(Dataset rows about figures)
* * * * * * * * *

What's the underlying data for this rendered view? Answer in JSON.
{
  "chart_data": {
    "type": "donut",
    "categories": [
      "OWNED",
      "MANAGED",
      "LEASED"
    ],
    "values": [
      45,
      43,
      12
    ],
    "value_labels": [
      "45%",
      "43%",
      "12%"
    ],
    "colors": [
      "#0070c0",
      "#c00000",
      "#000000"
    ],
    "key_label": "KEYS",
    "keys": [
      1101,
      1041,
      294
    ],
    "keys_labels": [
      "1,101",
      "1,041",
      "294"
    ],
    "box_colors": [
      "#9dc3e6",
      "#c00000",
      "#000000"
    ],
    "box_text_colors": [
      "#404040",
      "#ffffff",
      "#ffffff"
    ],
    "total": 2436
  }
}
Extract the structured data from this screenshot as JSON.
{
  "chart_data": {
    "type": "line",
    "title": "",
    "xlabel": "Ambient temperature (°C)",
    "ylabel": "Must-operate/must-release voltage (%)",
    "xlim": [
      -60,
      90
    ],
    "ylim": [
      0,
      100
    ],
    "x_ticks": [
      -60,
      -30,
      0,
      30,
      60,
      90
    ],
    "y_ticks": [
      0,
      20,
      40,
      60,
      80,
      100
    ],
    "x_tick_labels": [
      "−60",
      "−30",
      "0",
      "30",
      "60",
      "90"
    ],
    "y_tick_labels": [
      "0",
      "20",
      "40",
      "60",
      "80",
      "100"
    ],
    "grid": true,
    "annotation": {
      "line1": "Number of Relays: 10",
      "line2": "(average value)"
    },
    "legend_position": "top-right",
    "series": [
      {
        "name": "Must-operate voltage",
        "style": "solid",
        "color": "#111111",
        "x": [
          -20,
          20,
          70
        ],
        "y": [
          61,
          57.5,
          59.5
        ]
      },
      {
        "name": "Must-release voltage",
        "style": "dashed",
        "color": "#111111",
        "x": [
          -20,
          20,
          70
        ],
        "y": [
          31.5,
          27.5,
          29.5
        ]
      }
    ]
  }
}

* * * * * * * * *

Directions for this task:
From the listing, copy each line containing the word "Must".

Worked solution:
    "ylabel": "Must-operate/must-release voltage (%)",
        "name": "Must-operate voltage",
        "name": "Must-release voltage",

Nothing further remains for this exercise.